Gilles de la Tourette syndrome is associated with hypermethylation of the dopamine D2 receptor gene

Several lines of evidence support a "dopaminergic hypothesis" in the pathophysiology of Gilles de la Tourette syndrome (TS). The aim of this study was to investigate for the first time epigenetic changes in DNA methylation in different dopamine genes in adult patients with TS. We included 51 well characterized adult patients with TS (41 males, 10 females, mean age = 35 ± 12.6 years, range, 18-71 years) and compared results with data from a group of 51 sex- and age-matched healthy controls. Bisulfite sequencing was used to measure peripheral DNA methylation of the dopamine transporter (DAT), the dopamine D2 receptor (DRD2), and the catechol-O-methyltransferase (COMT) genes. Compared to healthy controls, patients with TS showed significantly elevated methylation level of the DRD2 gene that positively correlated with tic severity. In contrast, DAT methylation was lower in more severely affected patients. Our results provide evidence for a role of altered epigenetic regulation of dopaminergic genes in the pathophysiology of TS. While DRD2 hypermethylation seems to be directly related to the neurobiology of TS that may lead to dopaminergic dysfunction resulting in enhanced thalamo-cortical movement-stimulating activity, DAT hypomethylation might reflect a secondary mechanism in order to compensate for increased dopaminergic signal transduction due to DRD2 hypermethylation. In addition, it can be speculated that spontaneous fluctuations of tics may be caused by short-term alterations of methylation levels of dopaminergic genes resulting in dynamic changes of tonic/phasic dopaminergic signaling in the striatum and thalamo-cortical output pathways.

## [Records]
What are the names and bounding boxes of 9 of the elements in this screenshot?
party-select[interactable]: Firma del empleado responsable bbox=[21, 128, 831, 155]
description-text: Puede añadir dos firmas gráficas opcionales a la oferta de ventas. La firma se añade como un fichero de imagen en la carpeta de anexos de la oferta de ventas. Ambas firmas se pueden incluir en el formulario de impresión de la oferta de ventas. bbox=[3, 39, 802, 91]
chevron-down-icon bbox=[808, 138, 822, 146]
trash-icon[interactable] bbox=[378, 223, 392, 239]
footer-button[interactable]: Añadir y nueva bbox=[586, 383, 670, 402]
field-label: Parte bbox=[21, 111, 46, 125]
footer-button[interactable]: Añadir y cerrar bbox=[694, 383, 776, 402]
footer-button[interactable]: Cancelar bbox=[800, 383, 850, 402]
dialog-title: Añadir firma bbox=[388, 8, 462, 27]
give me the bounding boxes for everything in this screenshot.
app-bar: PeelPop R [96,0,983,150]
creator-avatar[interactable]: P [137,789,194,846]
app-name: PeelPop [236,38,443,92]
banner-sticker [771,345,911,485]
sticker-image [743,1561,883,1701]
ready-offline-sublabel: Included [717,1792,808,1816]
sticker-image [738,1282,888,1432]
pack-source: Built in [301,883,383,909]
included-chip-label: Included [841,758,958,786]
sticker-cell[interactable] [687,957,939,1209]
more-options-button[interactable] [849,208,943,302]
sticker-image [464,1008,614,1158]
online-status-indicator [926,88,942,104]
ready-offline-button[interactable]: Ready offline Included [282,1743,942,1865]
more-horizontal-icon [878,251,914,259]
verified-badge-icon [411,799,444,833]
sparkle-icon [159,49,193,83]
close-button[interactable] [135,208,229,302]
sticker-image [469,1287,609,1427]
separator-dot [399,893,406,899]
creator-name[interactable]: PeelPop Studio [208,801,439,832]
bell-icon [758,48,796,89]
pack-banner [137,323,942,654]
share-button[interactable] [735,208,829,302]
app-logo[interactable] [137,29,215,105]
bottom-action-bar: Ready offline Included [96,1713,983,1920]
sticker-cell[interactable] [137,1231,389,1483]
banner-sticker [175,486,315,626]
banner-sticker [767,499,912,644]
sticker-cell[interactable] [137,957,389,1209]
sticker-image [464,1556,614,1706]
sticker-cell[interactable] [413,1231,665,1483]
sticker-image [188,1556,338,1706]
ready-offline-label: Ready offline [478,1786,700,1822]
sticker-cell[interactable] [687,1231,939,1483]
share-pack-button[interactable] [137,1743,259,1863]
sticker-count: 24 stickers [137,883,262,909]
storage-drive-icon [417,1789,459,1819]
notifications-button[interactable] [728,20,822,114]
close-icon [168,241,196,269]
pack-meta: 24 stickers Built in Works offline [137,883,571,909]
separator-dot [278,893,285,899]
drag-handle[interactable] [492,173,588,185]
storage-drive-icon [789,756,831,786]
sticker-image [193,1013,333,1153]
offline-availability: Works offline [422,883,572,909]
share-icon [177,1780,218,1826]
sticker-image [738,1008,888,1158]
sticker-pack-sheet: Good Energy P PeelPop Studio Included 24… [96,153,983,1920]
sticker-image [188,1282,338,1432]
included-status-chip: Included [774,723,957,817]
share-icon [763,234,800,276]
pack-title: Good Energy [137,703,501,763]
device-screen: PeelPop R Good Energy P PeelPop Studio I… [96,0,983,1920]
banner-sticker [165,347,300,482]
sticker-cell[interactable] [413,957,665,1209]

## [Exercise requirements]
In the Tourette syndrome abstract, render this sentence in Spanish: "In contrast, DAT methylation was lower in more severely affected patients." Work only from the Tourette syndrome abstract, not from the records.

## [Completed task]
En cambio, la metilación del DAT era menor en los pacientes más gravemente afectados.